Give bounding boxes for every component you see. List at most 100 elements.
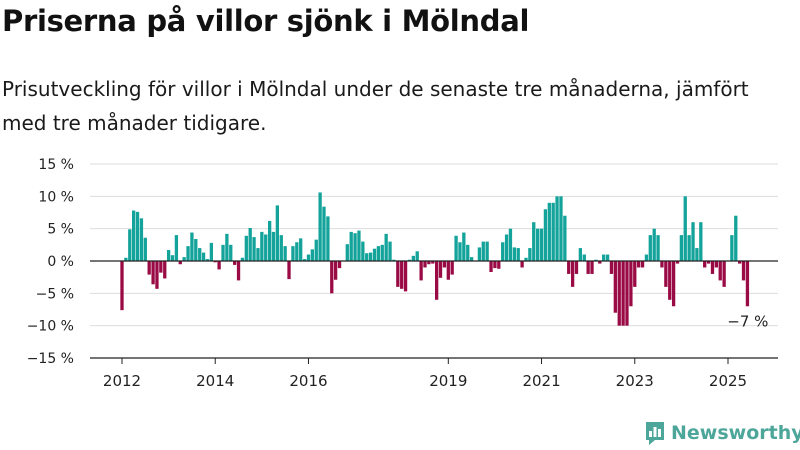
bar — [240, 257, 245, 261]
bar — [236, 261, 241, 281]
bar — [299, 238, 303, 261]
bar — [427, 261, 431, 265]
bar — [493, 261, 497, 269]
bar — [198, 248, 202, 261]
bar — [264, 234, 268, 261]
bar — [730, 235, 734, 261]
bar — [532, 222, 536, 261]
bar — [349, 231, 353, 261]
bar — [582, 254, 586, 261]
bar — [194, 239, 198, 261]
y-tick-label: −5 % — [36, 286, 74, 302]
bar — [559, 196, 563, 261]
bar — [516, 248, 520, 261]
bar — [462, 232, 466, 261]
bar — [135, 211, 140, 261]
bar — [368, 252, 373, 261]
bar — [738, 261, 742, 264]
bar — [248, 228, 252, 261]
bar — [252, 237, 256, 261]
bar — [419, 261, 423, 281]
bars — [120, 192, 750, 326]
bar — [205, 259, 210, 261]
bar — [380, 244, 384, 261]
bar — [454, 235, 458, 261]
bar — [706, 261, 711, 264]
bar — [660, 261, 664, 268]
bar — [403, 261, 408, 292]
bar — [213, 261, 217, 263]
bar — [411, 255, 415, 261]
y-axis-tick-labels: 15 % 10 % 5 % 0 % −5 % −10 % −15 % — [27, 157, 74, 367]
bar — [508, 228, 513, 261]
bar — [450, 261, 454, 275]
x-tick-label: 2016 — [289, 372, 327, 390]
bar — [528, 248, 532, 261]
bar — [633, 261, 637, 287]
bar — [458, 242, 462, 261]
bar — [524, 257, 528, 261]
bar — [182, 257, 186, 261]
bar — [345, 244, 349, 261]
bar — [302, 259, 307, 261]
bar — [372, 248, 377, 261]
bar — [357, 230, 361, 261]
bar — [644, 254, 649, 261]
y-tick-label: 15 % — [38, 157, 74, 173]
bar — [260, 231, 264, 261]
bar — [543, 209, 548, 261]
bar — [400, 261, 404, 289]
bar — [590, 261, 594, 274]
bar — [415, 251, 419, 261]
brand-name: Newsworthy — [671, 422, 800, 444]
bar — [489, 261, 493, 272]
bar — [617, 261, 621, 326]
bar — [365, 253, 369, 261]
bar — [695, 248, 699, 261]
x-tick-label: 2019 — [429, 372, 467, 390]
x-tick-label: 2025 — [709, 372, 747, 390]
bar — [287, 261, 291, 280]
x-axis-tick-labels: 2012 2014 2016 2019 2021 2023 2025 — [103, 372, 747, 390]
bar — [504, 234, 509, 261]
bar — [594, 259, 598, 261]
bar — [396, 261, 400, 287]
bar — [330, 261, 334, 294]
bar — [609, 261, 614, 274]
bar — [271, 231, 276, 261]
bar — [151, 261, 155, 285]
bar — [124, 257, 128, 261]
bar — [722, 261, 726, 287]
bar — [225, 233, 229, 261]
bar — [295, 242, 299, 261]
bar — [547, 202, 551, 261]
newsworthy-logo-icon — [646, 422, 664, 445]
bar — [267, 220, 272, 261]
bar — [174, 235, 179, 261]
bar — [310, 249, 314, 261]
bar — [691, 222, 695, 261]
bar — [392, 259, 396, 261]
bar — [275, 205, 280, 261]
chart-title: Priserna på villor sjönk i Mölndal — [2, 4, 530, 38]
bar — [256, 248, 260, 261]
bar — [551, 202, 555, 261]
bar — [438, 261, 443, 278]
bar — [388, 241, 392, 261]
bar — [333, 261, 338, 280]
bar — [699, 222, 703, 261]
bar — [567, 261, 571, 274]
bar — [671, 261, 676, 307]
bar — [155, 261, 159, 289]
bar — [734, 215, 738, 261]
bar — [469, 257, 474, 261]
bar — [477, 247, 482, 261]
bar — [233, 261, 237, 265]
bar — [139, 218, 144, 261]
bar — [586, 261, 590, 274]
bar — [221, 244, 225, 261]
bar — [741, 261, 746, 281]
bar — [683, 196, 687, 261]
bar — [605, 254, 610, 261]
bar — [598, 261, 602, 264]
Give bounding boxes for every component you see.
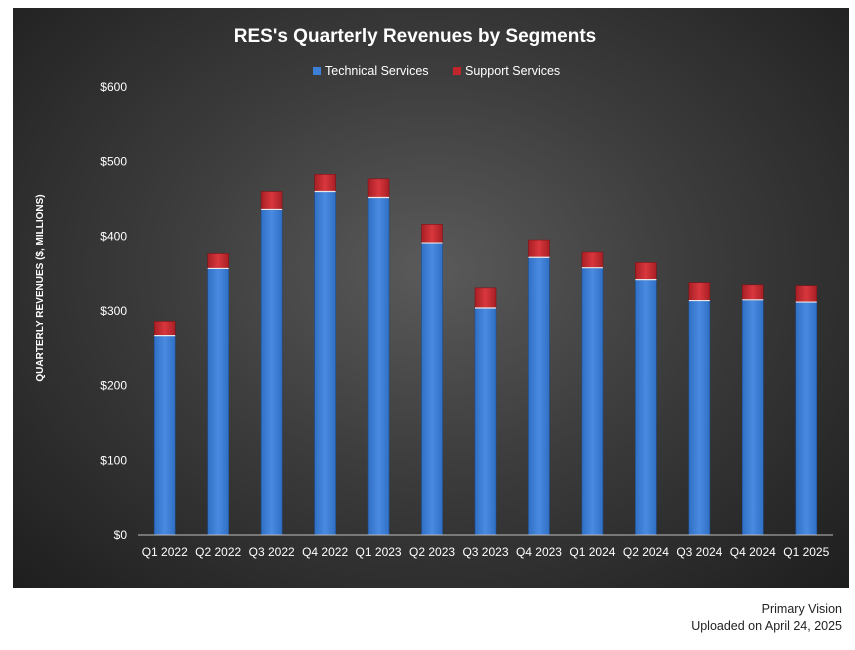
- x-tick-label: Q3 2023: [462, 545, 508, 559]
- chart-svg: RES's Quarterly Revenues by Segments Tec…: [35, 26, 833, 559]
- y-tick-label: $0: [114, 528, 128, 542]
- bar-technical-services: [207, 268, 229, 536]
- bar-technical-services: [314, 191, 336, 536]
- y-tick-label: $200: [100, 379, 127, 393]
- bar-support-services: [153, 321, 176, 336]
- bar-technical-services: [528, 256, 550, 536]
- y-tick-label: $600: [100, 80, 127, 94]
- x-axis: Q1 2022 Q2 2022 Q3 2022 Q4 2022 Q1 2023 Q2 20…: [142, 545, 830, 559]
- bar-support-services: [795, 285, 818, 303]
- y-tick-label: $100: [100, 453, 127, 467]
- bar-support-services: [207, 253, 229, 269]
- y-axis: $0 $100 $200 $300 $400 $500 $600: [100, 80, 127, 542]
- bar-support-services: [688, 282, 711, 301]
- chart-title: RES's Quarterly Revenues by Segments: [234, 26, 597, 47]
- y-tick-label: $300: [100, 304, 127, 318]
- bar-technical-services: [367, 197, 390, 536]
- bar-support-services: [742, 284, 764, 301]
- y-axis-label: QUARTERLY REVENUES ($, MILLIONS): [35, 194, 46, 381]
- x-tick-label: Q2 2022: [195, 545, 241, 559]
- x-tick-label: Q1 2023: [356, 545, 402, 559]
- legend-swatch-support: [453, 67, 461, 75]
- legend-label-technical: Technical Services: [325, 64, 429, 78]
- x-tick-label: Q1 2022: [142, 545, 188, 559]
- bar-technical-services: [635, 279, 657, 536]
- bar-technical-services: [795, 301, 818, 536]
- x-tick-label: Q3 2024: [676, 545, 722, 559]
- bar-support-services: [260, 191, 283, 210]
- bar-support-services: [581, 251, 604, 268]
- bar-support-services: [367, 178, 390, 198]
- bar-technical-services: [474, 307, 497, 536]
- legend: Technical Services Support Services: [313, 64, 560, 78]
- x-tick-label: Q1 2024: [569, 545, 615, 559]
- bar-technical-services: [153, 335, 176, 536]
- legend-swatch-technical: [313, 67, 321, 75]
- x-tick-label: Q4 2023: [516, 545, 562, 559]
- bar-support-services: [635, 262, 657, 280]
- footer-uploaded: Uploaded on April 24, 2025: [691, 619, 842, 633]
- chart-panel: RES's Quarterly Revenues by Segments Tec…: [13, 8, 849, 588]
- bar-technical-services: [742, 299, 764, 536]
- bar-support-services: [421, 224, 443, 244]
- y-tick-label: $500: [100, 155, 127, 169]
- bar-support-services: [474, 287, 497, 309]
- bar-technical-services: [581, 267, 604, 536]
- bar-technical-services: [688, 300, 711, 536]
- bars: [153, 174, 818, 536]
- bar-support-services: [528, 239, 550, 258]
- x-tick-label: Q1 2025: [783, 545, 829, 559]
- y-tick-label: $400: [100, 229, 127, 243]
- x-tick-label: Q3 2022: [249, 545, 295, 559]
- x-tick-label: Q4 2024: [730, 545, 776, 559]
- legend-label-support: Support Services: [465, 64, 560, 78]
- x-tick-label: Q4 2022: [302, 545, 348, 559]
- bar-technical-services: [421, 242, 443, 536]
- footer-source: Primary Vision: [761, 602, 842, 616]
- bar-technical-services: [260, 209, 283, 536]
- bar-support-services: [314, 174, 336, 192]
- x-tick-label: Q2 2023: [409, 545, 455, 559]
- x-tick-label: Q2 2024: [623, 545, 669, 559]
- footer: Primary Vision Uploaded on April 24, 202…: [691, 601, 842, 635]
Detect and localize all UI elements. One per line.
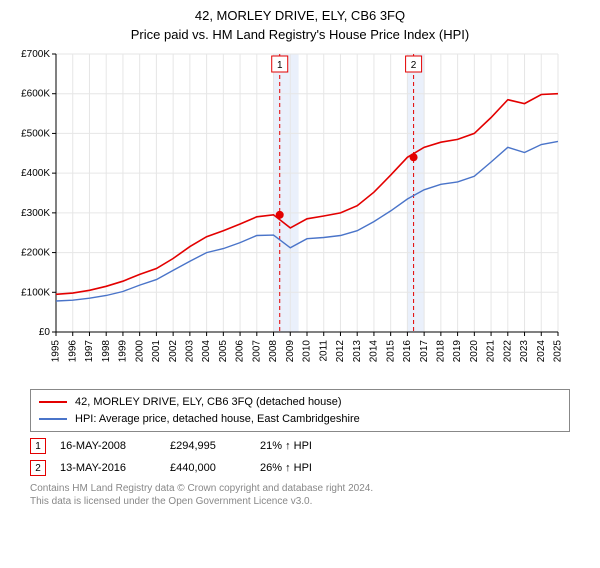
svg-text:2010: 2010 [302,340,313,363]
event-pct-2: 26% ↑ HPI [260,462,370,474]
svg-text:2013: 2013 [352,340,363,363]
svg-text:2020: 2020 [469,340,480,363]
svg-text:2023: 2023 [519,340,530,363]
svg-text:£600K: £600K [21,89,50,100]
footer-line-2: This data is licensed under the Open Gov… [30,495,570,508]
svg-text:2012: 2012 [335,340,346,363]
svg-text:2015: 2015 [385,340,396,363]
svg-text:2011: 2011 [318,340,329,362]
svg-text:1996: 1996 [67,340,78,363]
svg-text:2000: 2000 [134,340,145,363]
svg-text:2006: 2006 [235,340,246,363]
event-date-2: 13-MAY-2016 [60,462,170,474]
chart-plot-area: £0 £100K £200K £300K £400K £500K £600K £700K 199… [8,48,600,383]
svg-text:2018: 2018 [436,340,447,363]
event-price-1: £294,995 [170,440,260,452]
svg-text:2022: 2022 [502,340,513,363]
legend-swatch-hpi [39,418,67,420]
svg-text:£500K: £500K [21,128,50,139]
legend-item-property: 42, MORLEY DRIVE, ELY, CB6 3FQ (detached… [39,394,561,411]
legend-swatch-property [39,401,67,403]
event-row-1: 1 16-MAY-2008 £294,995 21% ↑ HPI [30,438,570,454]
svg-text:1995: 1995 [51,340,62,363]
event-table: 1 16-MAY-2008 £294,995 21% ↑ HPI 2 13-MA… [30,438,570,476]
legend-item-hpi: HPI: Average price, detached house, East… [39,411,561,428]
svg-text:2005: 2005 [218,340,229,363]
svg-text:2024: 2024 [536,340,547,363]
svg-text:2014: 2014 [369,340,380,363]
svg-text:2008: 2008 [268,340,279,363]
chart-container: 42, MORLEY DRIVE, ELY, CB6 3FQ Price pai… [0,8,600,568]
svg-text:2: 2 [411,60,417,71]
svg-text:1: 1 [277,60,283,71]
footer-attribution: Contains HM Land Registry data © Crown c… [30,482,570,508]
event-marker-1: 1 [30,438,46,454]
svg-text:2021: 2021 [486,340,497,363]
line-chart-svg: £0 £100K £200K £300K £400K £500K £600K £700K 199… [8,48,568,378]
svg-text:£300K: £300K [21,208,50,219]
svg-text:2004: 2004 [201,340,212,363]
svg-text:£100K: £100K [21,287,50,298]
svg-text:2019: 2019 [452,340,463,363]
svg-text:2007: 2007 [251,340,262,363]
svg-text:2025: 2025 [553,340,564,363]
svg-text:£700K: £700K [21,49,50,60]
event-date-1: 16-MAY-2008 [60,440,170,452]
event-price-2: £440,000 [170,462,260,474]
svg-text:2003: 2003 [185,340,196,363]
event-row-2: 2 13-MAY-2016 £440,000 26% ↑ HPI [30,460,570,476]
legend-label-property: 42, MORLEY DRIVE, ELY, CB6 3FQ (detached… [75,394,342,411]
chart-title-subtitle: Price paid vs. HM Land Registry's House … [0,27,600,42]
event-marker-2: 2 [30,460,46,476]
legend: 42, MORLEY DRIVE, ELY, CB6 3FQ (detached… [30,389,570,432]
chart-title-address: 42, MORLEY DRIVE, ELY, CB6 3FQ [0,8,600,23]
svg-text:1997: 1997 [84,340,95,363]
svg-text:£400K: £400K [21,168,50,179]
legend-label-hpi: HPI: Average price, detached house, East… [75,411,360,428]
svg-text:2001: 2001 [151,340,162,363]
svg-text:2016: 2016 [402,340,413,363]
svg-text:2017: 2017 [419,340,430,363]
footer-line-1: Contains HM Land Registry data © Crown c… [30,482,570,495]
svg-text:2009: 2009 [285,340,296,363]
svg-text:£200K: £200K [21,248,50,259]
svg-text:1998: 1998 [101,340,112,363]
svg-text:2002: 2002 [168,340,179,363]
svg-text:1999: 1999 [118,340,129,363]
event-pct-1: 21% ↑ HPI [260,440,370,452]
svg-text:£0: £0 [39,327,51,338]
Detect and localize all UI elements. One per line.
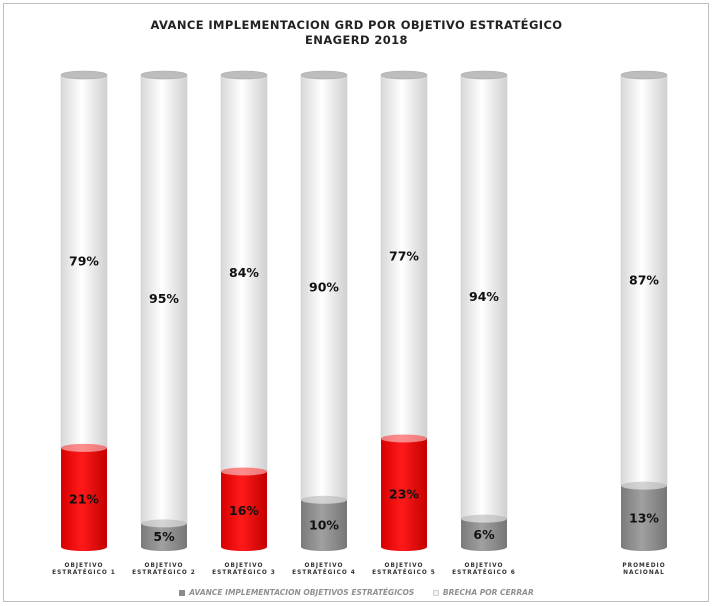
- bar-cap-2: [140, 70, 188, 80]
- chart-title: AVANCE IMPLEMENTACION GRD POR OBJETIVO E…: [150, 18, 563, 32]
- category-label-line: OBJETIVO: [64, 563, 104, 569]
- label-avance-2: 5%: [153, 529, 175, 544]
- label-brecha-3: 84%: [229, 265, 259, 280]
- legend-swatch-brecha: [432, 590, 439, 596]
- bar-avance-6: [461, 518, 507, 551]
- legend-swatch-avance: [179, 590, 186, 596]
- bar-cap-3: [220, 70, 268, 80]
- category-label-line: ESTRATÉGICO 2: [132, 570, 196, 576]
- label-avance-3: 16%: [229, 503, 259, 518]
- bar-seam-3: [221, 467, 267, 476]
- label-brecha-4: 90%: [309, 279, 339, 294]
- bar-avance-7: [621, 485, 667, 551]
- label-avance-4: 10%: [309, 517, 339, 532]
- bar-cap-5: [380, 70, 428, 80]
- category-label-6: OBJETIVO ESTRATÉGICO 6: [439, 563, 529, 577]
- category-label-line: ESTRATÉGICO 4: [292, 570, 356, 576]
- bar-seam-1: [61, 443, 107, 452]
- bar-avance-4: [301, 499, 347, 551]
- label-brecha-6: 94%: [469, 289, 499, 304]
- bar-cap-7: [620, 70, 668, 80]
- category-label-line: ESTRATÉGICO 3: [212, 570, 276, 576]
- label-brecha-2: 95%: [149, 291, 179, 306]
- bar-seam-7: [621, 481, 667, 490]
- category-label-line: OBJETIVO: [464, 563, 504, 569]
- category-label-line: PROMEDIO: [622, 563, 666, 569]
- bar-seam-4: [301, 495, 347, 504]
- legend-item-avance: AVANCE IMPLEMENTACION OBJETIVOS ESTRATÉG…: [179, 588, 414, 597]
- category-label-line: ESTRATÉGICO 1: [52, 570, 116, 576]
- category-label-4: OBJETIVO ESTRATÉGICO 4: [279, 563, 369, 577]
- bar-cap-6: [460, 70, 508, 80]
- category-label-line: ESTRATÉGICO 6: [452, 570, 516, 576]
- chart-subtitle: ENAGERD 2018: [305, 33, 408, 47]
- label-avance-6: 6%: [473, 527, 495, 542]
- legend-item-brecha: BRECHA POR CERRAR: [432, 588, 534, 597]
- chart-frame: [3, 3, 709, 602]
- bar-avance-5: [381, 438, 427, 551]
- category-label-line: OBJETIVO: [384, 563, 424, 569]
- legend-label-brecha: BRECHA POR CERRAR: [442, 588, 534, 597]
- bar-avance-1: [61, 447, 107, 551]
- bar-cap-1: [60, 70, 108, 80]
- category-label-line: NACIONAL: [623, 570, 665, 576]
- label-avance-7: 13%: [629, 510, 659, 525]
- label-brecha-7: 87%: [629, 272, 659, 287]
- category-label-5: OBJETIVO ESTRATÉGICO 5: [359, 563, 449, 577]
- bar-avance-2: [141, 523, 187, 551]
- bar-cap-4: [300, 70, 348, 80]
- label-avance-5: 23%: [389, 487, 419, 502]
- bar-avance-3: [221, 471, 267, 551]
- category-label-2: OBJETIVO ESTRATÉGICO 2: [119, 563, 209, 577]
- label-brecha-1: 79%: [69, 253, 99, 268]
- category-label-line: OBJETIVO: [144, 563, 184, 569]
- category-label-1: OBJETIVO ESTRATÉGICO 1: [39, 563, 129, 577]
- bar-seam-6: [461, 514, 507, 523]
- category-label-line: OBJETIVO: [304, 563, 344, 569]
- label-brecha-5: 77%: [389, 249, 419, 264]
- category-label-7: PROMEDIO NACIONAL: [599, 563, 689, 577]
- bar-seam-2: [141, 519, 187, 528]
- category-label-line: ESTRATÉGICO 5: [372, 570, 436, 576]
- legend-label-avance: AVANCE IMPLEMENTACION OBJETIVOS ESTRATÉG…: [189, 588, 415, 597]
- legend: AVANCE IMPLEMENTACION OBJETIVOS ESTRATÉG…: [0, 588, 713, 597]
- label-avance-1: 21%: [69, 491, 99, 506]
- bar-seam-5: [381, 434, 427, 443]
- category-label-line: OBJETIVO: [224, 563, 264, 569]
- category-label-3: OBJETIVO ESTRATÉGICO 3: [199, 563, 289, 577]
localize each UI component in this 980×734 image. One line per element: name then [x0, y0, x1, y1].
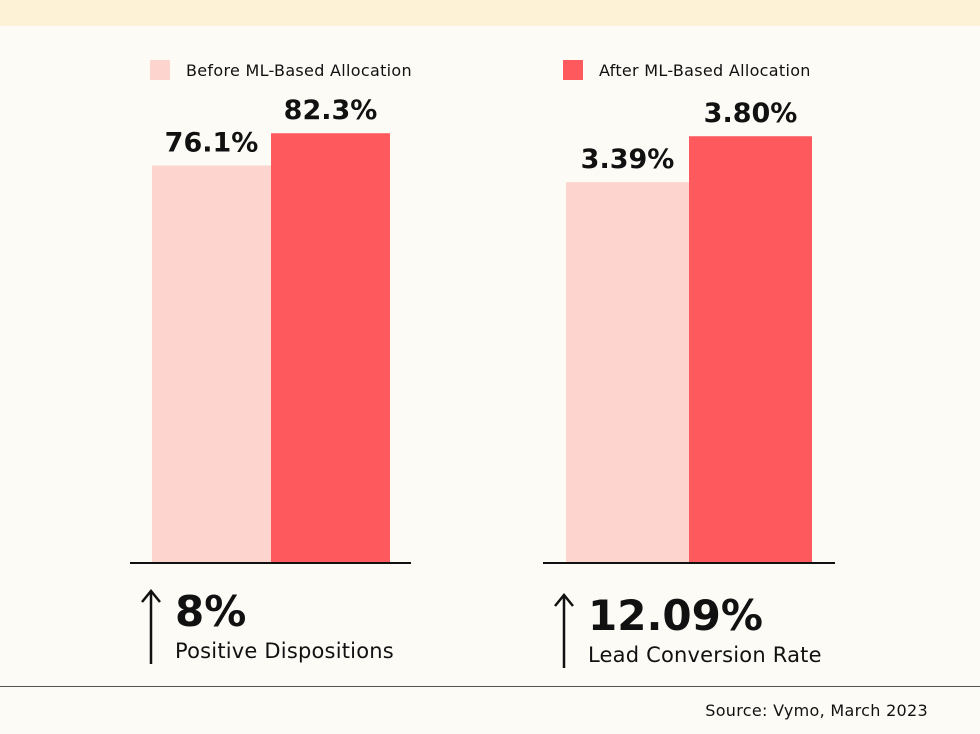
- legend-item-before: Before ML-Based Allocation: [150, 60, 412, 80]
- legend-label-after: After ML-Based Allocation: [599, 60, 811, 80]
- bar-value-label: 82.3%: [284, 95, 378, 126]
- top-band: [0, 0, 980, 26]
- bar-charts: 76.1% 82.3% 3.39% 3.80%: [130, 95, 835, 564]
- bar-value-label: 3.80%: [704, 98, 798, 129]
- bar-before: [566, 182, 689, 562]
- chart-0: 76.1% 82.3%: [130, 95, 411, 564]
- stat-caption: Lead Conversion Rate: [588, 643, 822, 667]
- legend-label-before: Before ML-Based Allocation: [186, 60, 412, 80]
- chart-1: 3.39% 3.80%: [543, 98, 835, 564]
- bar-before: [152, 165, 271, 563]
- bar-after: [689, 136, 812, 562]
- stat-value: 12.09%: [588, 591, 763, 640]
- arrow-up-icon: [554, 593, 574, 668]
- legend-item-after: After ML-Based Allocation: [563, 60, 811, 80]
- stat-value: 8%: [175, 587, 247, 636]
- legend-swatch-after: [563, 60, 583, 80]
- bar-after: [271, 133, 390, 563]
- stat-caption: Positive Dispositions: [175, 639, 394, 663]
- bar-value-label: 3.39%: [581, 144, 675, 175]
- bar-value-label: 76.1%: [165, 128, 259, 159]
- legend-swatch-before: [150, 60, 170, 80]
- arrow-up-icon: [141, 589, 161, 664]
- source-note: Source: Vymo, March 2023: [705, 701, 928, 720]
- footer-divider: [0, 686, 980, 687]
════════════════
Request >> Reproduce the items from the line containing "- legend-item-before: Before" through the end of the items, swapping "Positive Dispositions" for "Favorable Dispositions" and changing nothing else.

Response to this exercise >>
- legend-item-before: Before ML-Based Allocation: [150, 60, 412, 80]
- legend-label-after: After ML-Based Allocation: [599, 60, 811, 80]
- bar-value-label: 82.3%: [284, 95, 378, 126]
- top-band: [0, 0, 980, 26]
- bar-charts: 76.1% 82.3% 3.39% 3.80%: [130, 95, 835, 564]
- bar-value-label: 3.80%: [704, 98, 798, 129]
- bar-before: [566, 182, 689, 562]
- chart-0: 76.1% 82.3%: [130, 95, 411, 564]
- stat-caption: Lead Conversion Rate: [588, 643, 822, 667]
- legend-label-before: Before ML-Based Allocation: [186, 60, 412, 80]
- chart-1: 3.39% 3.80%: [543, 98, 835, 564]
- bar-before: [152, 165, 271, 563]
- bar-after: [689, 136, 812, 562]
- stat-value: 12.09%: [588, 591, 763, 640]
- arrow-up-icon: [554, 593, 574, 668]
- legend-item-after: After ML-Based Allocation: [563, 60, 811, 80]
- stat-value: 8%: [175, 587, 247, 636]
- legend-swatch-after: [563, 60, 583, 80]
- bar-after: [271, 133, 390, 563]
- stat-caption: Favorable Dispositions: [175, 639, 394, 663]
- bar-value-label: 3.39%: [581, 144, 675, 175]
- bar-value-label: 76.1%: [165, 128, 259, 159]
- legend-swatch-before: [150, 60, 170, 80]
- arrow-up-icon: [141, 589, 161, 664]
- source-note: Source: Vymo, March 2023: [705, 701, 928, 720]
- footer-divider: [0, 686, 980, 687]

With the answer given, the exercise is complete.